**Task to carry out:** Collect all lines containing the word "adipiscing" from the data.

**Dataset rows:**
━━━━━━━━━━━━━━━━━━━━

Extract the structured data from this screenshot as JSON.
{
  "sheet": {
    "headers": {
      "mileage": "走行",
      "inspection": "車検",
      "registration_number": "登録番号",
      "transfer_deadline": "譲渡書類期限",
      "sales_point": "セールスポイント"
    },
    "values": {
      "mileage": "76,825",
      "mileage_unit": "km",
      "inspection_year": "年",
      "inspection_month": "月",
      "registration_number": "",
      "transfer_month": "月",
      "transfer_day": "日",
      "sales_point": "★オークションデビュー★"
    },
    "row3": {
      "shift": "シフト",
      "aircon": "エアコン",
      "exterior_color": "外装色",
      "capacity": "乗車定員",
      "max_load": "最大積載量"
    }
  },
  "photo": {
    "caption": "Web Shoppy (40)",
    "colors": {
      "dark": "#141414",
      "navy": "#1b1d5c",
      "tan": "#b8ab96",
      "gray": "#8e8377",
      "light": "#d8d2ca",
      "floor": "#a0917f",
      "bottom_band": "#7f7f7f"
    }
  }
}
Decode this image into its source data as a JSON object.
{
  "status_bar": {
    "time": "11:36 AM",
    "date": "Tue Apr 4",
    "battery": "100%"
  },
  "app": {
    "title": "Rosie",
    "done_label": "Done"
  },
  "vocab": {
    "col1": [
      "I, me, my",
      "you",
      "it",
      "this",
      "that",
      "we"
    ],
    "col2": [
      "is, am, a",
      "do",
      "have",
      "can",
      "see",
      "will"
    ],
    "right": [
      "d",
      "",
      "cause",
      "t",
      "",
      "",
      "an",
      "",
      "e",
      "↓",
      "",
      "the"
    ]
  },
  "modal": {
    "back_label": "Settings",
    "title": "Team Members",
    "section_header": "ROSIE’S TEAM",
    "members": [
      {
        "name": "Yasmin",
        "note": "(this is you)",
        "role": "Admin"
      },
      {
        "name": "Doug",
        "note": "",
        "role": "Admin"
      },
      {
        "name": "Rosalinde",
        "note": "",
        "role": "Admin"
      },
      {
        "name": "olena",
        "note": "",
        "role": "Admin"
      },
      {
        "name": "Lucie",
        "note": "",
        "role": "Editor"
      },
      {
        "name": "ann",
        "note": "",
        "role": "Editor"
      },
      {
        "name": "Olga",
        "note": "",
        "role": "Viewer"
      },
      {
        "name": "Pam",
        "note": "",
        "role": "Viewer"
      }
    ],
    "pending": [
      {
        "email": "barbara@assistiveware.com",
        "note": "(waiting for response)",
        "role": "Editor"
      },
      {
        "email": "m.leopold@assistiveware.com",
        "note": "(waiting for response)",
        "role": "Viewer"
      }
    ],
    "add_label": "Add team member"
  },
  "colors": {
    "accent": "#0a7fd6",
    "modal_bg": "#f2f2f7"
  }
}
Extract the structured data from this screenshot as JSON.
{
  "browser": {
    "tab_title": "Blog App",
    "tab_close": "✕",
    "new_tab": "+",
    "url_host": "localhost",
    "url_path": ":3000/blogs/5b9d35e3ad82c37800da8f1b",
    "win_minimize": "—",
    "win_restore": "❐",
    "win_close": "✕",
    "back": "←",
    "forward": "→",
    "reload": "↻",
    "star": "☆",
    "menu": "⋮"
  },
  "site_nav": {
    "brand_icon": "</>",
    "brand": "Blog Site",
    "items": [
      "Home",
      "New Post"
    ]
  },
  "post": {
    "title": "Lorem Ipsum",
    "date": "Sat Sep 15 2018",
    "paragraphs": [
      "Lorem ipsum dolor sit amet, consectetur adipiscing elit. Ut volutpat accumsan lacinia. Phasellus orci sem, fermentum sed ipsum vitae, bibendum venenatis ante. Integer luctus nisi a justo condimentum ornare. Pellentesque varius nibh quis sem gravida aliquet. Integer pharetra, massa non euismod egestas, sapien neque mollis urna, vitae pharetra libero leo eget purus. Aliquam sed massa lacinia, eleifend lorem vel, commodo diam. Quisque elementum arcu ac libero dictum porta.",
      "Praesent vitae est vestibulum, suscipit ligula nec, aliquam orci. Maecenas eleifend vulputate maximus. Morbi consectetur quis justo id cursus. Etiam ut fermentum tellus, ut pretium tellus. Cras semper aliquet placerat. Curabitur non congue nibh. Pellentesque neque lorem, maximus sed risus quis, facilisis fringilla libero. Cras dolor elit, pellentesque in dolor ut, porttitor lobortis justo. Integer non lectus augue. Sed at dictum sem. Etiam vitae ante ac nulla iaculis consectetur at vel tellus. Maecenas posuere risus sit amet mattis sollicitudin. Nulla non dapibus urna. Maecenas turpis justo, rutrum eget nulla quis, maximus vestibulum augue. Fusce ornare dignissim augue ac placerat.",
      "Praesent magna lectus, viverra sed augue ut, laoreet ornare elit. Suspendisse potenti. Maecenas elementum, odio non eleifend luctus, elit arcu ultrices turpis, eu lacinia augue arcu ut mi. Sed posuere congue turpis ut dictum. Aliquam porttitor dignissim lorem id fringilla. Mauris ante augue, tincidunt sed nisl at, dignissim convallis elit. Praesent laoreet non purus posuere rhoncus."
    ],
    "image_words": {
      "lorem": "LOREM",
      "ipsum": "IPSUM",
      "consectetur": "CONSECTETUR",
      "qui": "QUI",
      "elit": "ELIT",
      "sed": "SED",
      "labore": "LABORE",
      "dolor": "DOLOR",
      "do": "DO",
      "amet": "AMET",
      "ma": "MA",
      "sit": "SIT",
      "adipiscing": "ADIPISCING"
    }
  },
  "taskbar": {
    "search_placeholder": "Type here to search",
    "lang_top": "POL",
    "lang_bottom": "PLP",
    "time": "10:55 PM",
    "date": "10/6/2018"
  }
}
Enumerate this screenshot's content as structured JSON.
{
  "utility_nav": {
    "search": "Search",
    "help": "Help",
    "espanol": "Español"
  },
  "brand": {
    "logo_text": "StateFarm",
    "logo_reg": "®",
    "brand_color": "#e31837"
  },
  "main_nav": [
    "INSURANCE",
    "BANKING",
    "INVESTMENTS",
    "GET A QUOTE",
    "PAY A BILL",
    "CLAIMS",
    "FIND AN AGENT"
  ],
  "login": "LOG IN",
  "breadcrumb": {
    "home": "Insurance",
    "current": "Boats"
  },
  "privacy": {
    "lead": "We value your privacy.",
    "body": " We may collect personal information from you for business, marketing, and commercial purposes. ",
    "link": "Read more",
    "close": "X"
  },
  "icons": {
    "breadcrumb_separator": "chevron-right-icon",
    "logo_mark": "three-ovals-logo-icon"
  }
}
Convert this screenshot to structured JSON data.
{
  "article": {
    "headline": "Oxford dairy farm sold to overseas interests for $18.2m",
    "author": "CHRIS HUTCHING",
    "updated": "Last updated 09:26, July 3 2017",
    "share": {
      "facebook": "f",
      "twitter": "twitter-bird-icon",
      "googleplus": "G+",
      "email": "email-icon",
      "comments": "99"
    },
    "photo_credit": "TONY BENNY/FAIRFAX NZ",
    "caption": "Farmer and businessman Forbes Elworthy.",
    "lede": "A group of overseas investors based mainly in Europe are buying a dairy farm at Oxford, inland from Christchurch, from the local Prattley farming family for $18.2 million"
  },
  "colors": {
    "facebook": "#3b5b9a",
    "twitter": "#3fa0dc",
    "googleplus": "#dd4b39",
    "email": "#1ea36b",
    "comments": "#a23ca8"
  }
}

━━━━━━━━━━━━━━━━━━━━

**Answer to this problem:**
      "Lorem ipsum dolor sit amet, consectetur adipiscing elit. Ut volutpat accumsan lacinia. Phasellus orci sem, fermentum sed ipsum vitae, bibendum venenatis ante. Integer luctus nisi a justo condimentum ornare. Pellentesque varius nibh quis sem gravida aliquet. Integer pharetra, massa non euismod egestas, sapien neque mollis urna, vitae pharetra libero leo eget purus. Aliquam sed massa lacinia, eleifend lorem vel, commodo diam. Quisque elementum arcu ac libero dictum porta.",
      "adipiscing": "ADIPISCING"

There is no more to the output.